┌──

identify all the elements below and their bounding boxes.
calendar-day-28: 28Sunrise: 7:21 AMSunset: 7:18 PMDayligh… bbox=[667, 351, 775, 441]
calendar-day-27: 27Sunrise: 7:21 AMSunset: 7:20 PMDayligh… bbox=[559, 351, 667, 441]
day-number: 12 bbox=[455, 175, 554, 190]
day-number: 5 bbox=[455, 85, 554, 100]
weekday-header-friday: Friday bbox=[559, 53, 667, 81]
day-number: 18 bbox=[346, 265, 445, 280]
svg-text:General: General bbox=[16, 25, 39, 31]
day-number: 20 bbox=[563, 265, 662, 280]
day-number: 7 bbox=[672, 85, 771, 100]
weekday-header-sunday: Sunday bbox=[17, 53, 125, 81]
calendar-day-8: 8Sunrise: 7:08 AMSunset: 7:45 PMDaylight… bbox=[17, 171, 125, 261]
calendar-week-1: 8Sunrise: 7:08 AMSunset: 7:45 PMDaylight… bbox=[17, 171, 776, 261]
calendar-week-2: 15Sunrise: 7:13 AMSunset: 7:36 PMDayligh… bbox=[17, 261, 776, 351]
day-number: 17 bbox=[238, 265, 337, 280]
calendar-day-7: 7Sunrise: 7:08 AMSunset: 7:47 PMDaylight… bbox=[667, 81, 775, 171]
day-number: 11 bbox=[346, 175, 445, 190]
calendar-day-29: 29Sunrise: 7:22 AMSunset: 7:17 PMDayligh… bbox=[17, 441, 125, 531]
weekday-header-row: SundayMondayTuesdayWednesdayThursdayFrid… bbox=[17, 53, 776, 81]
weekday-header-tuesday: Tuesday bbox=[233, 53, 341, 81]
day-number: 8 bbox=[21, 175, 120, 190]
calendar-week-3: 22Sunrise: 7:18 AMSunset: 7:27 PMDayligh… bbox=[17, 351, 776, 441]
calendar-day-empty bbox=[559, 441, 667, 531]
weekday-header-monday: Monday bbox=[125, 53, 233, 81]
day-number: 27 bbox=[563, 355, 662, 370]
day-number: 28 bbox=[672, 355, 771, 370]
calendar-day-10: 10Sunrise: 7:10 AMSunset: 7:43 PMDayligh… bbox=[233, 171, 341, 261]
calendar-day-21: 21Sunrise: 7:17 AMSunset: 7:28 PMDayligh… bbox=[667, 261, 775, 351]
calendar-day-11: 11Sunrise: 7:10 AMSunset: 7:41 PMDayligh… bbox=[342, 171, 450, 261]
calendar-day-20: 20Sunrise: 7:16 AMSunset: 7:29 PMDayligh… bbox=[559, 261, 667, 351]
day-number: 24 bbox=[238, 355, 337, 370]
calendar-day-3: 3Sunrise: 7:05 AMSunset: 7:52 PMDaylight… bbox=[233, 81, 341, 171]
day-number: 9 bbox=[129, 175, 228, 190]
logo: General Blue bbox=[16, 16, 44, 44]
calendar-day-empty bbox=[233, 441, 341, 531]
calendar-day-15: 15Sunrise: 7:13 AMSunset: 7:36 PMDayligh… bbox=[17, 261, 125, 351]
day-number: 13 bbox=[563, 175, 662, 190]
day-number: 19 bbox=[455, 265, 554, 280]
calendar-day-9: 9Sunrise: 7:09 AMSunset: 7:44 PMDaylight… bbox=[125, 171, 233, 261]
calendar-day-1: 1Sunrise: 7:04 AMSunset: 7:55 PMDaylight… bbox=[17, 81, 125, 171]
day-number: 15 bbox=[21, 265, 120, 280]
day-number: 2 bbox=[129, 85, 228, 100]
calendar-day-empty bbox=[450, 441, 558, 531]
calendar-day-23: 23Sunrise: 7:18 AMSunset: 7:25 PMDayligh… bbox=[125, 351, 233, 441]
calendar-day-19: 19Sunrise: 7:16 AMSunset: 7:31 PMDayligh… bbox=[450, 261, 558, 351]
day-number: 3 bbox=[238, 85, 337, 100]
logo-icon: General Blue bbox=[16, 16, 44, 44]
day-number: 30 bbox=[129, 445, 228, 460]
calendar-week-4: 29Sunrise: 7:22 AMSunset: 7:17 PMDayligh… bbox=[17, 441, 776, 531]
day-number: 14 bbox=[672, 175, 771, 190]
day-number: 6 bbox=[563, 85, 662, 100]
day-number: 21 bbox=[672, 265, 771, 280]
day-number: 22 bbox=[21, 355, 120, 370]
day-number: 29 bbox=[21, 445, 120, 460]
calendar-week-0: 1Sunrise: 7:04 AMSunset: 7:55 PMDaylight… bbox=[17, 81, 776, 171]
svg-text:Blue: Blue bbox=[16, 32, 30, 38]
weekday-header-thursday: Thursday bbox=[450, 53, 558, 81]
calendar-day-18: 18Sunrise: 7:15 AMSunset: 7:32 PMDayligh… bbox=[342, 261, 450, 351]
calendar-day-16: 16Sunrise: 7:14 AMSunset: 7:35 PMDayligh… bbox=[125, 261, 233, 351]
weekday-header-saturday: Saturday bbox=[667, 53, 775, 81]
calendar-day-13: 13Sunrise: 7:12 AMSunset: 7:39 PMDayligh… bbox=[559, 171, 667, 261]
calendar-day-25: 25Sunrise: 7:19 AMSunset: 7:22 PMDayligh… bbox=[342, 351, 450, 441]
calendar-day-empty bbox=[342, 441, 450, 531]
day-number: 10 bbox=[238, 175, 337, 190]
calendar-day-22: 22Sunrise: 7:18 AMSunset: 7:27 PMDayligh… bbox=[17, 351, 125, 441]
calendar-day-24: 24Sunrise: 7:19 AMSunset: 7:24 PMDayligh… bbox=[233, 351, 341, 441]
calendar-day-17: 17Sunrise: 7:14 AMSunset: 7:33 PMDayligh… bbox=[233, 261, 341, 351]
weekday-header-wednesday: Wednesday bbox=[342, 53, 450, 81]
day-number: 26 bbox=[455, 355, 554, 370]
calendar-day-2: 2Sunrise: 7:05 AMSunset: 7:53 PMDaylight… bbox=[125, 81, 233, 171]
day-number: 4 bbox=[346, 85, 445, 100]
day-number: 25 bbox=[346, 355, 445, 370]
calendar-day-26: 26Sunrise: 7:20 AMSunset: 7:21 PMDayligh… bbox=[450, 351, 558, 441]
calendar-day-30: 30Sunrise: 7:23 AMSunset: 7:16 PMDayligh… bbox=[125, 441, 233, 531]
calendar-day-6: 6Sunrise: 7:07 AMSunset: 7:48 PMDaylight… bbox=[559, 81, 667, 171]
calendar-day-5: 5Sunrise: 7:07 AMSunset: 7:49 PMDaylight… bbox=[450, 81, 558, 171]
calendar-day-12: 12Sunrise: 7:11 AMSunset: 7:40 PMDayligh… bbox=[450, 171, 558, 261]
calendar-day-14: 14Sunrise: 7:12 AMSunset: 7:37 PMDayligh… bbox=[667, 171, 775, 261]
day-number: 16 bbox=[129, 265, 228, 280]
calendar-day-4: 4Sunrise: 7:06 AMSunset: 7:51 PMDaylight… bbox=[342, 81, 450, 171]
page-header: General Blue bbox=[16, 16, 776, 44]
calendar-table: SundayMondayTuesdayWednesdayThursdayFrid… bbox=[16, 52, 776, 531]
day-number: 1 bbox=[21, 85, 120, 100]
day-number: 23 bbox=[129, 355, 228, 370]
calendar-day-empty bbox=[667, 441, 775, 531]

└──

• [The task]: Write out every entry above, line for line and character for character, with no changes.

• [Reply to the exercise]:
identify all the elements below and their bounding boxes.
calendar-day-28: 28Sunrise: 7:21 AMSunset: 7:18 PMDayligh… bbox=[667, 351, 775, 441]
calendar-day-27: 27Sunrise: 7:21 AMSunset: 7:20 PMDayligh… bbox=[559, 351, 667, 441]
day-number: 12 bbox=[455, 175, 554, 190]
day-number: 5 bbox=[455, 85, 554, 100]
weekday-header-friday: Friday bbox=[559, 53, 667, 81]
day-number: 18 bbox=[346, 265, 445, 280]
svg-text:General: General bbox=[16, 25, 39, 31]
day-number: 20 bbox=[563, 265, 662, 280]
day-number: 7 bbox=[672, 85, 771, 100]
weekday-header-sunday: Sunday bbox=[17, 53, 125, 81]
calendar-day-8: 8Sunrise: 7:08 AMSunset: 7:45 PMDaylight… bbox=[17, 171, 125, 261]
calendar-week-1: 8Sunrise: 7:08 AMSunset: 7:45 PMDaylight… bbox=[17, 171, 776, 261]
calendar-week-2: 15Sunrise: 7:13 AMSunset: 7:36 PMDayligh… bbox=[17, 261, 776, 351]
day-number: 17 bbox=[238, 265, 337, 280]
calendar-day-7: 7Sunrise: 7:08 AMSunset: 7:47 PMDaylight… bbox=[667, 81, 775, 171]
day-number: 11 bbox=[346, 175, 445, 190]
calendar-day-29: 29Sunrise: 7:22 AMSunset: 7:17 PMDayligh… bbox=[17, 441, 125, 531]
weekday-header-row: SundayMondayTuesdayWednesdayThursdayFrid… bbox=[17, 53, 776, 81]
weekday-header-tuesday: Tuesday bbox=[233, 53, 341, 81]
day-number: 8 bbox=[21, 175, 120, 190]
calendar-week-3: 22Sunrise: 7:18 AMSunset: 7:27 PMDayligh… bbox=[17, 351, 776, 441]
calendar-day-empty bbox=[559, 441, 667, 531]
weekday-header-monday: Monday bbox=[125, 53, 233, 81]
day-number: 27 bbox=[563, 355, 662, 370]
day-number: 28 bbox=[672, 355, 771, 370]
calendar-day-10: 10Sunrise: 7:10 AMSunset: 7:43 PMDayligh… bbox=[233, 171, 341, 261]
calendar-day-21: 21Sunrise: 7:17 AMSunset: 7:28 PMDayligh… bbox=[667, 261, 775, 351]
calendar-day-11: 11Sunrise: 7:10 AMSunset: 7:41 PMDayligh… bbox=[342, 171, 450, 261]
calendar-day-20: 20Sunrise: 7:16 AMSunset: 7:29 PMDayligh… bbox=[559, 261, 667, 351]
day-number: 24 bbox=[238, 355, 337, 370]
calendar-day-3: 3Sunrise: 7:05 AMSunset: 7:52 PMDaylight… bbox=[233, 81, 341, 171]
day-number: 9 bbox=[129, 175, 228, 190]
logo: General Blue bbox=[16, 16, 44, 44]
calendar-day-empty bbox=[233, 441, 341, 531]
calendar-day-15: 15Sunrise: 7:13 AMSunset: 7:36 PMDayligh… bbox=[17, 261, 125, 351]
day-number: 13 bbox=[563, 175, 662, 190]
day-number: 19 bbox=[455, 265, 554, 280]
calendar-day-9: 9Sunrise: 7:09 AMSunset: 7:44 PMDaylight… bbox=[125, 171, 233, 261]
calendar-day-1: 1Sunrise: 7:04 AMSunset: 7:55 PMDaylight… bbox=[17, 81, 125, 171]
day-number: 15 bbox=[21, 265, 120, 280]
day-number: 2 bbox=[129, 85, 228, 100]
calendar-day-empty bbox=[450, 441, 558, 531]
calendar-day-23: 23Sunrise: 7:18 AMSunset: 7:25 PMDayligh… bbox=[125, 351, 233, 441]
calendar-day-19: 19Sunrise: 7:16 AMSunset: 7:31 PMDayligh… bbox=[450, 261, 558, 351]
day-number: 3 bbox=[238, 85, 337, 100]
logo-icon: General Blue bbox=[16, 16, 44, 44]
day-number: 30 bbox=[129, 445, 228, 460]
calendar-week-4: 29Sunrise: 7:22 AMSunset: 7:17 PMDayligh… bbox=[17, 441, 776, 531]
day-number: 14 bbox=[672, 175, 771, 190]
day-number: 6 bbox=[563, 85, 662, 100]
day-number: 21 bbox=[672, 265, 771, 280]
day-number: 22 bbox=[21, 355, 120, 370]
day-number: 29 bbox=[21, 445, 120, 460]
calendar-week-0: 1Sunrise: 7:04 AMSunset: 7:55 PMDaylight… bbox=[17, 81, 776, 171]
svg-text:Blue: Blue bbox=[16, 32, 30, 38]
weekday-header-thursday: Thursday bbox=[450, 53, 558, 81]
calendar-day-18: 18Sunrise: 7:15 AMSunset: 7:32 PMDayligh… bbox=[342, 261, 450, 351]
calendar-day-16: 16Sunrise: 7:14 AMSunset: 7:35 PMDayligh… bbox=[125, 261, 233, 351]
weekday-header-saturday: Saturday bbox=[667, 53, 775, 81]
calendar-day-13: 13Sunrise: 7:12 AMSunset: 7:39 PMDayligh… bbox=[559, 171, 667, 261]
calendar-day-25: 25Sunrise: 7:19 AMSunset: 7:22 PMDayligh… bbox=[342, 351, 450, 441]
calendar-day-empty bbox=[342, 441, 450, 531]
day-number: 10 bbox=[238, 175, 337, 190]
calendar-day-22: 22Sunrise: 7:18 AMSunset: 7:27 PMDayligh… bbox=[17, 351, 125, 441]
calendar-day-24: 24Sunrise: 7:19 AMSunset: 7:24 PMDayligh… bbox=[233, 351, 341, 441]
calendar-day-17: 17Sunrise: 7:14 AMSunset: 7:33 PMDayligh… bbox=[233, 261, 341, 351]
weekday-header-wednesday: Wednesday bbox=[342, 53, 450, 81]
day-number: 26 bbox=[455, 355, 554, 370]
calendar-day-2: 2Sunrise: 7:05 AMSunset: 7:53 PMDaylight… bbox=[125, 81, 233, 171]
day-number: 4 bbox=[346, 85, 445, 100]
day-number: 25 bbox=[346, 355, 445, 370]
calendar-day-26: 26Sunrise: 7:20 AMSunset: 7:21 PMDayligh… bbox=[450, 351, 558, 441]
calendar-day-30: 30Sunrise: 7:23 AMSunset: 7:16 PMDayligh… bbox=[125, 441, 233, 531]
calendar-day-6: 6Sunrise: 7:07 AMSunset: 7:48 PMDaylight… bbox=[559, 81, 667, 171]
calendar-day-5: 5Sunrise: 7:07 AMSunset: 7:49 PMDaylight… bbox=[450, 81, 558, 171]
calendar-day-12: 12Sunrise: 7:11 AMSunset: 7:40 PMDayligh… bbox=[450, 171, 558, 261]
calendar-day-14: 14Sunrise: 7:12 AMSunset: 7:37 PMDayligh… bbox=[667, 171, 775, 261]
day-number: 16 bbox=[129, 265, 228, 280]
calendar-day-4: 4Sunrise: 7:06 AMSunset: 7:51 PMDaylight… bbox=[342, 81, 450, 171]
page-header: General Blue bbox=[16, 16, 776, 44]
calendar-table: SundayMondayTuesdayWednesdayThursdayFrid… bbox=[16, 52, 776, 531]
day-number: 1 bbox=[21, 85, 120, 100]
day-number: 23 bbox=[129, 355, 228, 370]
calendar-day-empty bbox=[667, 441, 775, 531]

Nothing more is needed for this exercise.